* [Records for the task]

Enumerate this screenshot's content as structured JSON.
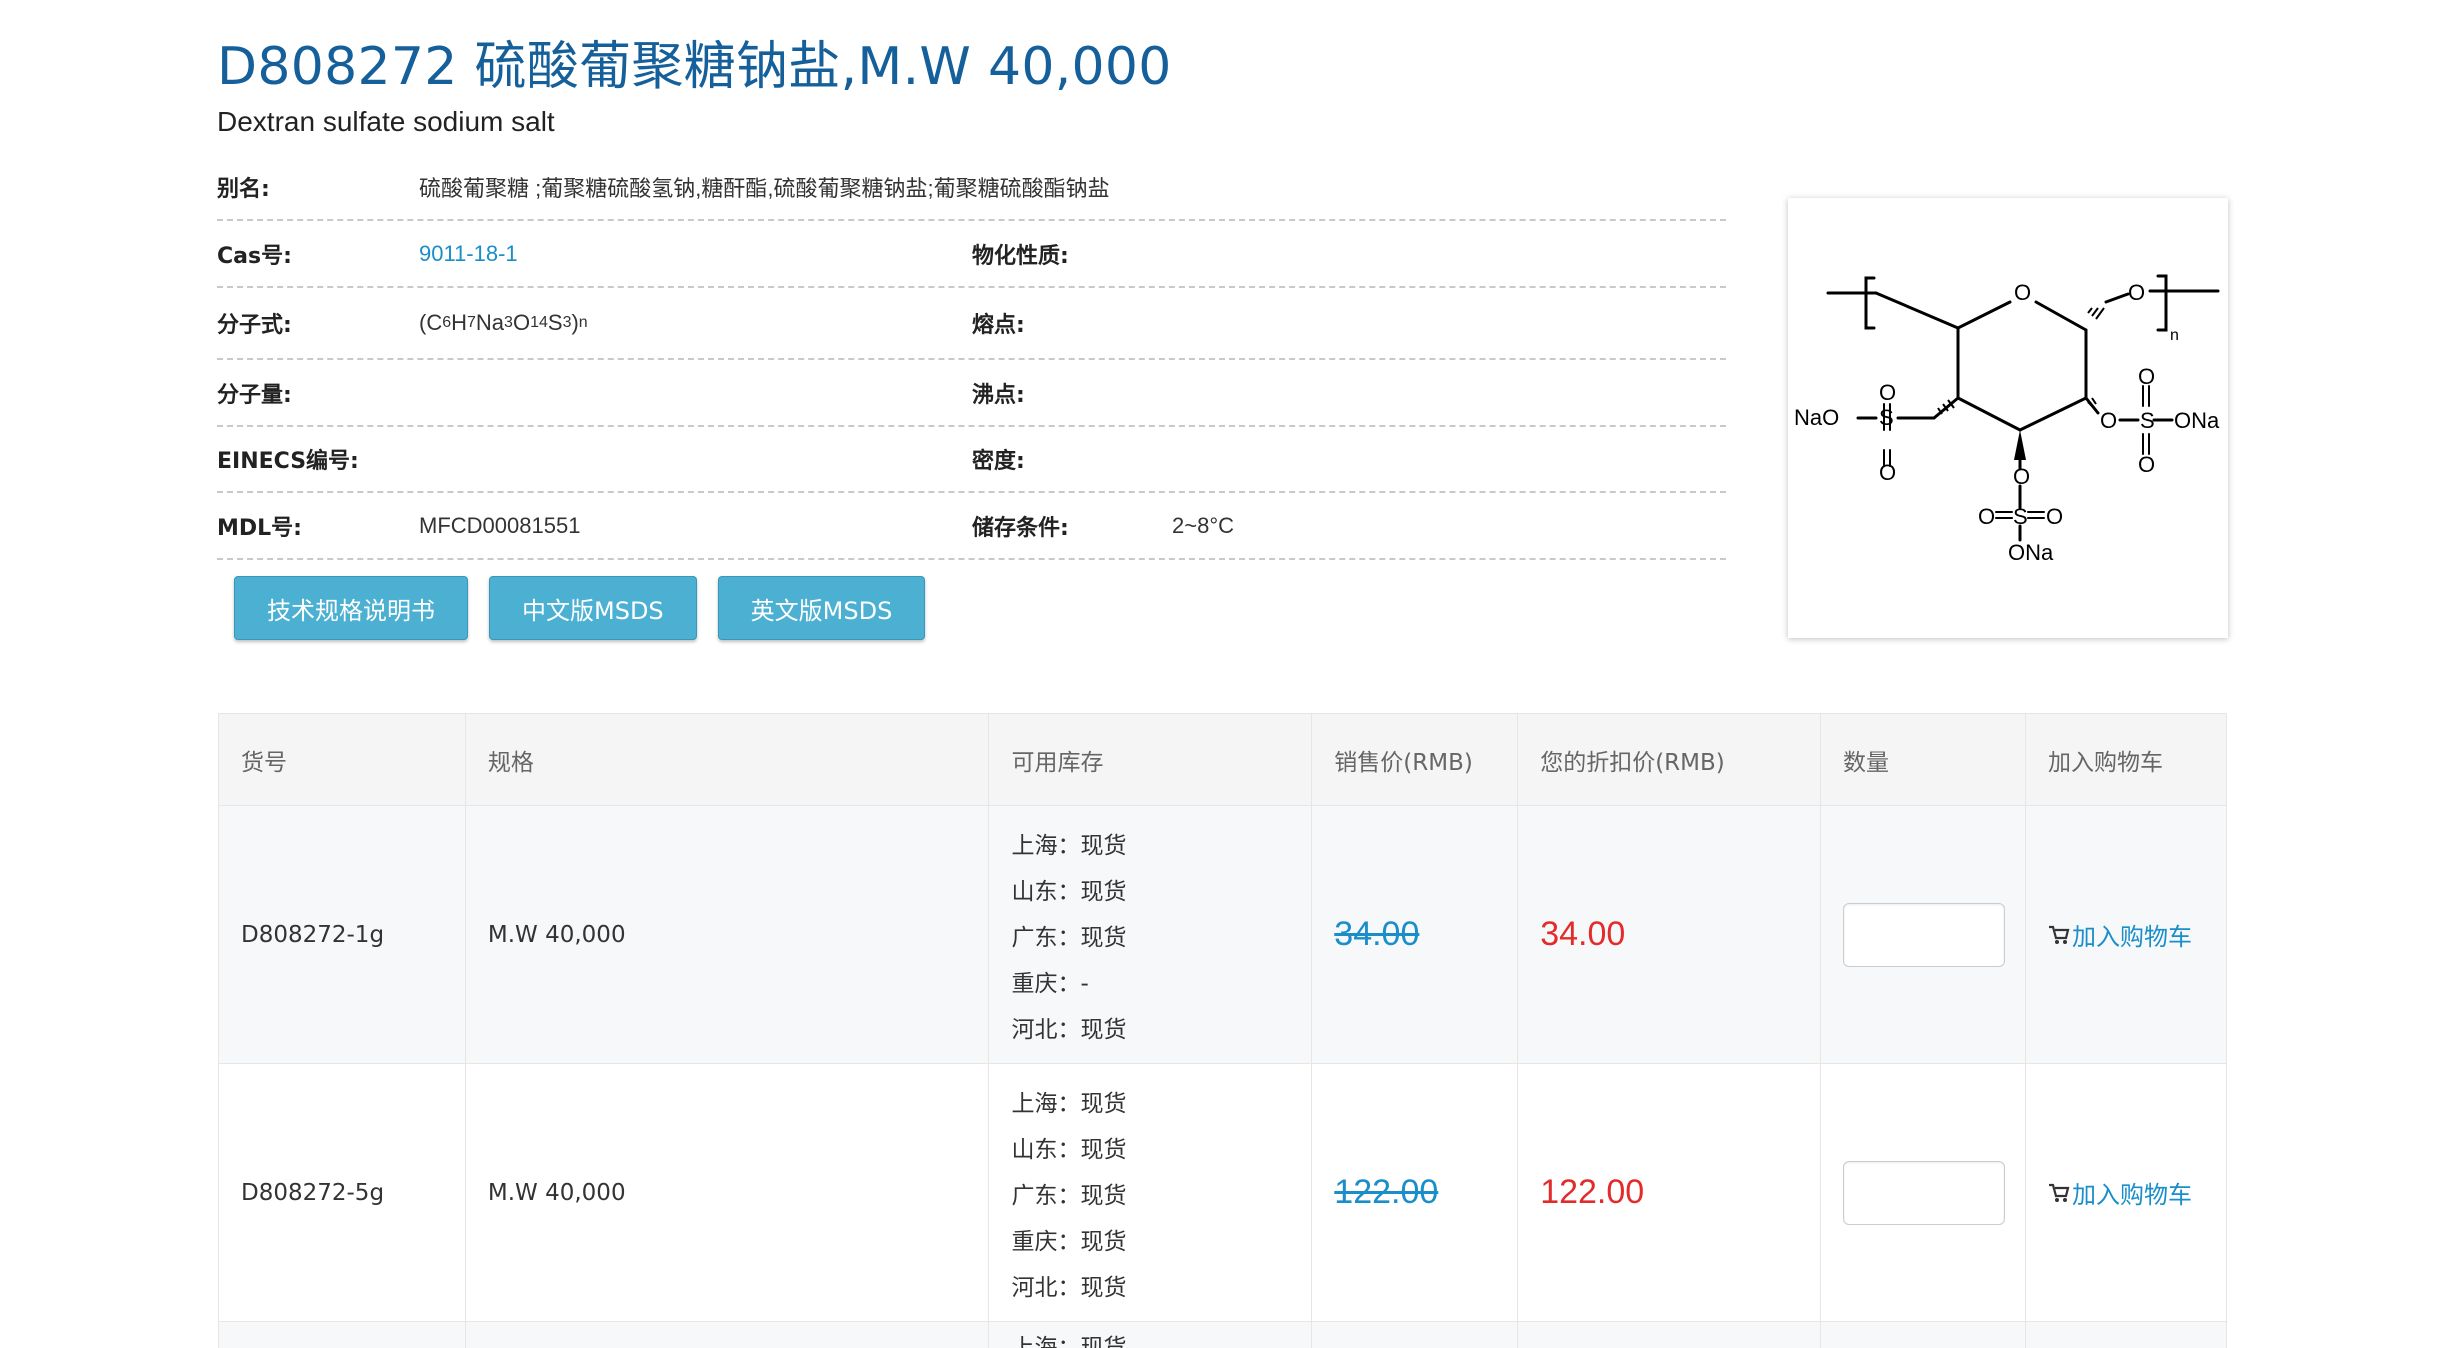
{
  "product": {
    "title": "D808272 硫酸葡聚糖钠盐,M.W 40,000",
    "subtitle": "Dextran sulfate sodium salt"
  },
  "properties": {
    "alias_label": "别名:",
    "alias_value": "硫酸葡聚糖 ;葡聚糖硫酸氢钠,糖酐酯,硫酸葡聚糖钠盐;葡聚糖硫酸酯钠盐",
    "cas_label": "Cas号:",
    "cas_value": "9011-18-1",
    "physchem_label": "物化性质:",
    "formula_label": "分子式:",
    "melting_label": "熔点:",
    "mw_label": "分子量:",
    "boiling_label": "沸点:",
    "einecs_label": "EINECS编号:",
    "density_label": "密度:",
    "mdl_label": "MDL号:",
    "mdl_value": "MFCD00081551",
    "storage_label": "储存条件:",
    "storage_value": "2~8°C"
  },
  "formula": {
    "p1": "(C",
    "s1": "6",
    "p2": "H",
    "s2": "7",
    "p3": "Na",
    "s3": "3",
    "p4": "O",
    "s4": "14",
    "p5": "S",
    "s5": "3",
    "p6": ")",
    "s6": "n"
  },
  "buttons": {
    "spec": "技术规格说明书",
    "msds_cn": "中文版MSDS",
    "msds_en": "英文版MSDS"
  },
  "structure_labels": {
    "ring_o": "O",
    "link_o": "O",
    "n": "n",
    "nao": "NaO",
    "s_left": "S",
    "o_top_left": "O",
    "o_bot_left": "O",
    "o_right_link": "O",
    "s_right": "S",
    "ona_right": "ONa",
    "o_top_right": "O",
    "o_bot_right": "O",
    "o_bottom_link": "O",
    "s_bottom": "S",
    "o_bl": "O",
    "o_br": "O",
    "ona_bottom": "ONa"
  },
  "table": {
    "headers": [
      "货号",
      "规格",
      "可用库存",
      "销售价(RMB)",
      "您的折扣价(RMB)",
      "数量",
      "加入购物车"
    ],
    "rows": [
      {
        "sku": "D808272-1g",
        "spec": "M.W 40,000",
        "stock": [
          "上海：现货",
          "山东：现货",
          "广东：现货",
          "重庆：-",
          "河北：现货"
        ],
        "price": "34.00",
        "discount": "34.00",
        "cart": "加入购物车"
      },
      {
        "sku": "D808272-5g",
        "spec": "M.W 40,000",
        "stock": [
          "上海：现货",
          "山东：现货",
          "广东：现货",
          "重庆：现货",
          "河北：现货"
        ],
        "price": "122.00",
        "discount": "122.00",
        "cart": "加入购物车"
      }
    ],
    "partial_stock": "上海：现货"
  },
  "colors": {
    "title": "#15609a",
    "link": "#1a8ec9",
    "button": "#4bb0d2",
    "price_red": "#e42b2b"
  }
}
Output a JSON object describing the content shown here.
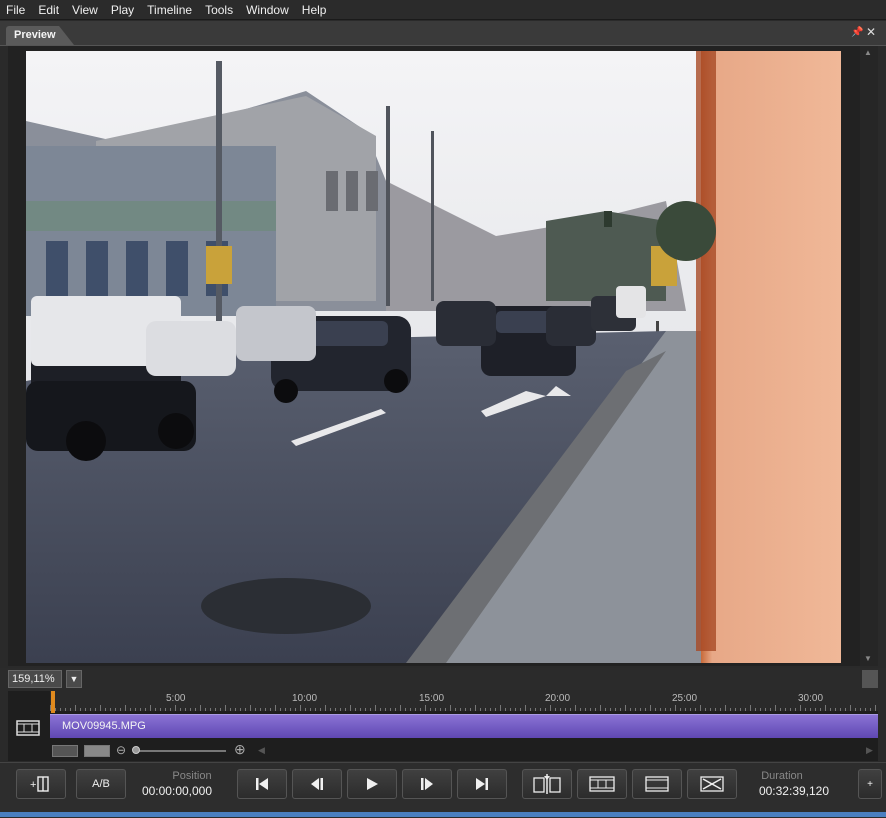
{
  "menu": [
    "File",
    "Edit",
    "View",
    "Play",
    "Timeline",
    "Tools",
    "Window",
    "Help"
  ],
  "panel": {
    "tab_label": "Preview",
    "pin_icon": "pin-icon",
    "close_icon": "close-icon"
  },
  "zoom": {
    "value": "159,11%"
  },
  "timeline": {
    "ticks": [
      "5:00",
      "10:00",
      "15:00",
      "20:00",
      "25:00",
      "30:00"
    ],
    "clip_name": "MOV09945.MPG"
  },
  "transport": {
    "ab_label": "A/B",
    "position_label": "Position",
    "position_value": "00:00:00,000",
    "duration_label": "Duration",
    "duration_value": "00:32:39,120"
  },
  "colors": {
    "accent_playhead": "#e08a1e",
    "clip_color": "#6b54c2",
    "background": "#2a2a2a"
  }
}
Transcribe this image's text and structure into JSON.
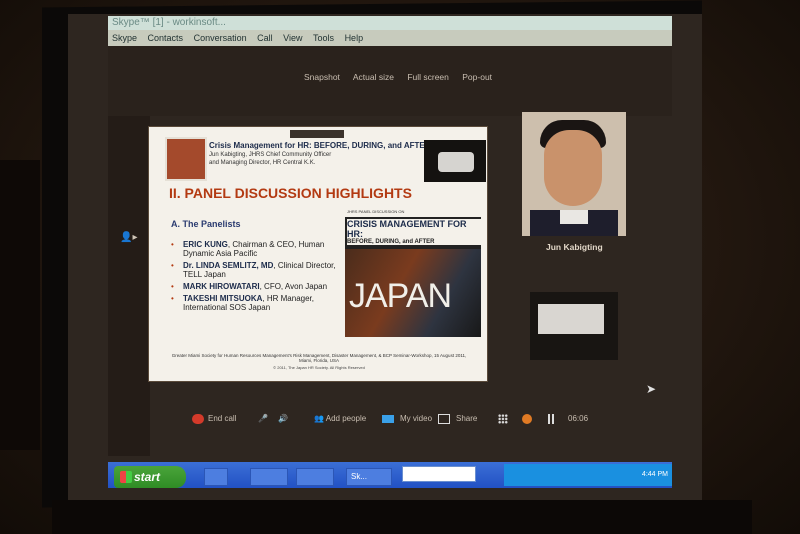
{
  "window": {
    "title": "Skype™ [1] - workinsoft..."
  },
  "menu": [
    "Skype",
    "Contacts",
    "Conversation",
    "Call",
    "View",
    "Tools",
    "Help"
  ],
  "toolbar": [
    "Snapshot",
    "Actual size",
    "Full screen",
    "Pop-out"
  ],
  "slide": {
    "header": "Crisis Management for HR: BEFORE, DURING, and AFTER",
    "subheader1": "Jun Kabigting, JHRS Chief Community Officer",
    "subheader2": "and Managing Director, HR Central K.K.",
    "heading": "II. PANEL DISCUSSION HIGHLIGHTS",
    "section": "A. The Panelists",
    "panelists": [
      {
        "name": "ERIC KUNG",
        "role": ", Chairman & CEO, Human Dynamic Asia Pacific"
      },
      {
        "name": "Dr. LINDA SEMLITZ, MD",
        "role": ", Clinical Director, TELL Japan"
      },
      {
        "name": "MARK HIROWATARI",
        "role": ", CFO, Avon Japan"
      },
      {
        "name": "TAKESHI MITSUOKA",
        "role": ", HR Manager, International SOS Japan"
      }
    ],
    "poster_kicker": "JHRS PANEL DISCUSSION ON",
    "poster_title": "CRISIS MANAGEMENT FOR HR:",
    "poster_sub": "BEFORE, DURING, and AFTER",
    "poster_word": "JAPAN",
    "footer1": "Greater Miami Society for Human Resources Management's Risk Management, Disaster Management, & BCP Seminar-Workshop, 15 August 2011, Miami, Florida, USA",
    "footer2": "© 2011, The Japan HR Society. All Rights Reserved"
  },
  "participant": {
    "name": "Jun Kabigting"
  },
  "controls": {
    "end_call": "End call",
    "add_people": "Add people",
    "my_video": "My video",
    "share": "Share",
    "timer": "06:06"
  },
  "taskbar": {
    "start": "start",
    "skype_item": "Sk...",
    "clock": "4:44 PM"
  }
}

* [Goal of the exercise] Scan the lines for the string "this". Pick out every line that has it.

* [Finished exercise]
Enumerate this screenshot's content as structured JSON.
Transcribe this image's text and structure into JSON.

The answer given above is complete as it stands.